→ Requirement: Extract all lines in the data that contain the word "title".

[Dataset listings of figures]

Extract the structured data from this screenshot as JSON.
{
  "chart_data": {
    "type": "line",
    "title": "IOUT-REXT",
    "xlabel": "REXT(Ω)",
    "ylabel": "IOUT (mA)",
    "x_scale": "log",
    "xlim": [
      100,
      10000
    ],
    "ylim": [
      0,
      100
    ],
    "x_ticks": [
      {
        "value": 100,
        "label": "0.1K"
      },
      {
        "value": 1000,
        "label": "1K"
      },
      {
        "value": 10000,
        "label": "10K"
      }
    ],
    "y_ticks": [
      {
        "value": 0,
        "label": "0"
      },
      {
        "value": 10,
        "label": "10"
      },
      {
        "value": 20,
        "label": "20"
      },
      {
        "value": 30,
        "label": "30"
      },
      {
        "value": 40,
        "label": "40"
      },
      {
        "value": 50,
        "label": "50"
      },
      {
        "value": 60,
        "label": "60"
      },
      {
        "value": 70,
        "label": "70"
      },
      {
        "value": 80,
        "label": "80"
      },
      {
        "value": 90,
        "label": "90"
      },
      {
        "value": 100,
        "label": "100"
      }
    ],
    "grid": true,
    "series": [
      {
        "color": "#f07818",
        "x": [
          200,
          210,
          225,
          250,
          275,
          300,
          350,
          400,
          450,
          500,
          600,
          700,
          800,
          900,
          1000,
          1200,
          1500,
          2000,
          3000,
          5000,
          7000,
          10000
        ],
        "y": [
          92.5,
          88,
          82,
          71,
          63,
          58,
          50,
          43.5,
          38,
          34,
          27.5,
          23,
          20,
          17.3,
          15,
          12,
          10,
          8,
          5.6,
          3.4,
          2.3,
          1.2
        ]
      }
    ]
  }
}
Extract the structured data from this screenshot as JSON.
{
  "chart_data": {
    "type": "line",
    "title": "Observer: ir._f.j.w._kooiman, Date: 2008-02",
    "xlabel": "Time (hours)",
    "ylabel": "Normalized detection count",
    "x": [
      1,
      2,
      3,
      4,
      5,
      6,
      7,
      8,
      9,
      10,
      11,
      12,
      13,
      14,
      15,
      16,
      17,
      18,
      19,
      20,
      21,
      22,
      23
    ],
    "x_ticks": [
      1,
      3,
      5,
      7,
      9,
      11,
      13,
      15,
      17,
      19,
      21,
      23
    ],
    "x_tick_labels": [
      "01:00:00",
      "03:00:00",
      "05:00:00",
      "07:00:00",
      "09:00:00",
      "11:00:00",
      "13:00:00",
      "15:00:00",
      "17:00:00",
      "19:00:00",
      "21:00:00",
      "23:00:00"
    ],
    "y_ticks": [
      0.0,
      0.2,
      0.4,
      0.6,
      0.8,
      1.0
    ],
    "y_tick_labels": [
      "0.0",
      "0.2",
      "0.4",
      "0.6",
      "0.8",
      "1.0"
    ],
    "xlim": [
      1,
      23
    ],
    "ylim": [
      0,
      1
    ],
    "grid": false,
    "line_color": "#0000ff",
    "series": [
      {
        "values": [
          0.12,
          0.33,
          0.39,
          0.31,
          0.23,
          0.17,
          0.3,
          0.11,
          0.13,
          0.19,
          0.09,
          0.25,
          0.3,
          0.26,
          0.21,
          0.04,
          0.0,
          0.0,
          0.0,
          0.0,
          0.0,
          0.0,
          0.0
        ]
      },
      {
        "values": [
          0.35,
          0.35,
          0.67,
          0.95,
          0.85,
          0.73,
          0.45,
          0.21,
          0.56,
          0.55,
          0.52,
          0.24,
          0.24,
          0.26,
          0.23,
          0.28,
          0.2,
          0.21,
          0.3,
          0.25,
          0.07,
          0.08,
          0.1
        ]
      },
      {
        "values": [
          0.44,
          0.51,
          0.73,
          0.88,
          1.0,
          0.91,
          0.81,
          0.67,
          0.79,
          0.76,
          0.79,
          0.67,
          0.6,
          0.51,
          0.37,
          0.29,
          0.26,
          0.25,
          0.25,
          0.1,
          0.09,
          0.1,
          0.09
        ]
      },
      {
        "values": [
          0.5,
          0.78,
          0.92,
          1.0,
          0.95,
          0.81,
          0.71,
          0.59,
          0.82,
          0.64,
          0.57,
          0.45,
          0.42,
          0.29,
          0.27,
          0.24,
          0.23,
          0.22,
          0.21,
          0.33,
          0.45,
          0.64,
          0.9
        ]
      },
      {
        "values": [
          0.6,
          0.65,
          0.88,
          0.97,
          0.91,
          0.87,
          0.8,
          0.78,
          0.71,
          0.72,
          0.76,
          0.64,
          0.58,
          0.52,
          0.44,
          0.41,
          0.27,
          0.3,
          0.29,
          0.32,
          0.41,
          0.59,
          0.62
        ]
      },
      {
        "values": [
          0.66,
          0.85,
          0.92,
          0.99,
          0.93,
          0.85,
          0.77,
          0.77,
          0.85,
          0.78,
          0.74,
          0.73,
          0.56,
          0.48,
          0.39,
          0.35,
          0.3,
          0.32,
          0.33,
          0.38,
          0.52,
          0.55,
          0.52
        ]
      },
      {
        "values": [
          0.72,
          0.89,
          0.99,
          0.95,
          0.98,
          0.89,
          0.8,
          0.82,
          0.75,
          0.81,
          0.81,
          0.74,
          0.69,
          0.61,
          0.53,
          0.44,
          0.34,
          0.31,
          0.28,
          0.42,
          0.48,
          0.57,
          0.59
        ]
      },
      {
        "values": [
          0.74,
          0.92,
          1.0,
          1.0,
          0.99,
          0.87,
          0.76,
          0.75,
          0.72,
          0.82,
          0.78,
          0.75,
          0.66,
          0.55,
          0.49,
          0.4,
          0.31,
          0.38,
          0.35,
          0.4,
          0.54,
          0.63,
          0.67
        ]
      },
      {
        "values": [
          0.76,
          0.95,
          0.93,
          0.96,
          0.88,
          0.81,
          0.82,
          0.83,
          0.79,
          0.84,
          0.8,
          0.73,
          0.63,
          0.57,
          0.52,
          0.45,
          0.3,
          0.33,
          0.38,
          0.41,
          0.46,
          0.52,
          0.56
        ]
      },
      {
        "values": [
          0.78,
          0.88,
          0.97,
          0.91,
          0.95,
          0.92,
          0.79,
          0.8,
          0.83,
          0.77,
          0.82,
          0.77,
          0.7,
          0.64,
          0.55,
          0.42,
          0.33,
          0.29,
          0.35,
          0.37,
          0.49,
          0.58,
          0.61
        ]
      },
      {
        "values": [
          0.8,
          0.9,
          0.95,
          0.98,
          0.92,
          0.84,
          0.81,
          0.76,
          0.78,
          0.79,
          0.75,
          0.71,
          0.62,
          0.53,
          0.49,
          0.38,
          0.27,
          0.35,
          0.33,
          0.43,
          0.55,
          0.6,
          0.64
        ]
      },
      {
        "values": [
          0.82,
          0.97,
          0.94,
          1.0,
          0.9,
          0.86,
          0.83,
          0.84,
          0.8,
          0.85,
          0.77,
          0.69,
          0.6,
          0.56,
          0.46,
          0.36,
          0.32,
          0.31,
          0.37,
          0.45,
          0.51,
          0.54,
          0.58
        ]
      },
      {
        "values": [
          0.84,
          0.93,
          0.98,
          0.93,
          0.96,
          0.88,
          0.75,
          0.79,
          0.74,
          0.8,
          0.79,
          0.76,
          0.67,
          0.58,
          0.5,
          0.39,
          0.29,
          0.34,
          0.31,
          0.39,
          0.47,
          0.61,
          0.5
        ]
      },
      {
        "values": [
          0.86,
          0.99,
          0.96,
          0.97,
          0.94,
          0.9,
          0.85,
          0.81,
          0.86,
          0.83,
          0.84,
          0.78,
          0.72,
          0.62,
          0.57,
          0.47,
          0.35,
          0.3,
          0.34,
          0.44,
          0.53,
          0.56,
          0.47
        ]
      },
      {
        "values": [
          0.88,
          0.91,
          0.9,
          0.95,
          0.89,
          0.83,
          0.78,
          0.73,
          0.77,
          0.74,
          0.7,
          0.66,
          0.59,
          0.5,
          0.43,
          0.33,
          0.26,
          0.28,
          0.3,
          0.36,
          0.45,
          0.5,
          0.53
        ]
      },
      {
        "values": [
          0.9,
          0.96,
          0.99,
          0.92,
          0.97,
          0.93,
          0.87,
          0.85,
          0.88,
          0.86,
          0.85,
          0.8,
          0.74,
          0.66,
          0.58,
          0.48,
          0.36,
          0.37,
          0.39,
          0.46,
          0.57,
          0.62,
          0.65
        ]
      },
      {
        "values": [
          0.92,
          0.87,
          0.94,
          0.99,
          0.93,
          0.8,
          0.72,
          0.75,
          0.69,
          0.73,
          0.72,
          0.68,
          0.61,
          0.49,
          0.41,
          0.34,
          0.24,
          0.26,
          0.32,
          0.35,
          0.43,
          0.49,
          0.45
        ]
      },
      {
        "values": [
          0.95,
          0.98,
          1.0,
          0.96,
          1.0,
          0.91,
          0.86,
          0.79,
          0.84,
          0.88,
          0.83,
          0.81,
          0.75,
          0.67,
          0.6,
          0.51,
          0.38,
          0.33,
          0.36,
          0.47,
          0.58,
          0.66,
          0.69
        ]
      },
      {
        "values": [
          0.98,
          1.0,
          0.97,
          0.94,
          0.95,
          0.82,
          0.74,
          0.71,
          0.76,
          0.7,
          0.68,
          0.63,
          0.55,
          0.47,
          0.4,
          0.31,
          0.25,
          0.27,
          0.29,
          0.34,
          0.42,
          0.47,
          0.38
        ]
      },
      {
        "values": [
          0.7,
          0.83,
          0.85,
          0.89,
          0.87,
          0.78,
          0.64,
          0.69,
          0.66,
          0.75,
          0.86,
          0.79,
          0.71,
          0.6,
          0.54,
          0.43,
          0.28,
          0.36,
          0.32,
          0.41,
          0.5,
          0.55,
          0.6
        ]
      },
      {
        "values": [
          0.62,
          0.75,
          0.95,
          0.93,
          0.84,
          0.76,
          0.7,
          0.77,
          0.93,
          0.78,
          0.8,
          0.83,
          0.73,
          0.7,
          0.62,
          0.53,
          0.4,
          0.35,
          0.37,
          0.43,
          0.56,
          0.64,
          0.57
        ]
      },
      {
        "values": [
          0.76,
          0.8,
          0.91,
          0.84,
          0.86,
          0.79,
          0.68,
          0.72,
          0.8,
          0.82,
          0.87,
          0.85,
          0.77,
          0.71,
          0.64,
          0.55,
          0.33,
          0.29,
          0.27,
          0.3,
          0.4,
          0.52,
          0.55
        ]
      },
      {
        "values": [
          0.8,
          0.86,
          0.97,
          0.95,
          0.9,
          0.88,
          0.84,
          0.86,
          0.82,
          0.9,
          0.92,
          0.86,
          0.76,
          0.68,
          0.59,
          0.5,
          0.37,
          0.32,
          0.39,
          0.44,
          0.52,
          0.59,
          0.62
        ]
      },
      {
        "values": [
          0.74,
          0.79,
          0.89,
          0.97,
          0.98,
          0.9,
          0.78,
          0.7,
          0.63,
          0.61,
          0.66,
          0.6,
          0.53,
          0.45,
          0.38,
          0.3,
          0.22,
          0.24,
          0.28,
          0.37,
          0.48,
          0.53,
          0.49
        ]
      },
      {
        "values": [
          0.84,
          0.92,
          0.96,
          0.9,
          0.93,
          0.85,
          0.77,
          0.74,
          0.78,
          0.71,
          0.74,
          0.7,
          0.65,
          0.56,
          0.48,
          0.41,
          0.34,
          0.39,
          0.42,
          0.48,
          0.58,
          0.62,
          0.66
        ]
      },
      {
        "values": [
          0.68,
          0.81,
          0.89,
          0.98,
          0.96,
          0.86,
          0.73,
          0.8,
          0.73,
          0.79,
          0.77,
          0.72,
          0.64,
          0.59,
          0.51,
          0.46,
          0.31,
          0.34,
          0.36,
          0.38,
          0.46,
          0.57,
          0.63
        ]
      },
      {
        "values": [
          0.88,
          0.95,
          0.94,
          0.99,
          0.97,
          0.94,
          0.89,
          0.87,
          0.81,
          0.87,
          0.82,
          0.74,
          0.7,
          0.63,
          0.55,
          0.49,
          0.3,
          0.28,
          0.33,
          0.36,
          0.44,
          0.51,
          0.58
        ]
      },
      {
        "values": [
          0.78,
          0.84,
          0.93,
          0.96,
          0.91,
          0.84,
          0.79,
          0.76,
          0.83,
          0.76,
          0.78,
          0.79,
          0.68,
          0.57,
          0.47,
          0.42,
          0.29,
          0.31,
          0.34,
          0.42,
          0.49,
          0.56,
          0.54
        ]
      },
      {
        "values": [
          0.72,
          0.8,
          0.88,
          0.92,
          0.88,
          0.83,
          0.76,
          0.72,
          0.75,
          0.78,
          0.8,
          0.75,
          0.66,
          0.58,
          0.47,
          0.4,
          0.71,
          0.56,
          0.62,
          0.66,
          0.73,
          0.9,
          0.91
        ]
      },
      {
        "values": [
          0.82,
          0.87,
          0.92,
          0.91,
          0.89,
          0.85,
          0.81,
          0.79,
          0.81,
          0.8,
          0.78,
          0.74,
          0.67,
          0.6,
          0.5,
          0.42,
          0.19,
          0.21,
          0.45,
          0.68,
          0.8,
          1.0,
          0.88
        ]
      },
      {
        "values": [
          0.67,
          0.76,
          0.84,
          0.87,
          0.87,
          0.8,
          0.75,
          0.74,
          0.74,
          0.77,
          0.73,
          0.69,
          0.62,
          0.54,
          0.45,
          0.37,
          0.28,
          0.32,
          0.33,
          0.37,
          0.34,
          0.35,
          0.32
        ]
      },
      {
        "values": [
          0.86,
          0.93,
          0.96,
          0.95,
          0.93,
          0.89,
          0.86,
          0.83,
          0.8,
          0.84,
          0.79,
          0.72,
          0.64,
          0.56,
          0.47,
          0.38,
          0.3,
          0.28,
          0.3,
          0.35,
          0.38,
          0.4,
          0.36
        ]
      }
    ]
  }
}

→ Output for this exercise:
    "title": "IOUT-REXT",
    "title": "Observer: ir._f.j.w._kooiman, Date: 2008-02",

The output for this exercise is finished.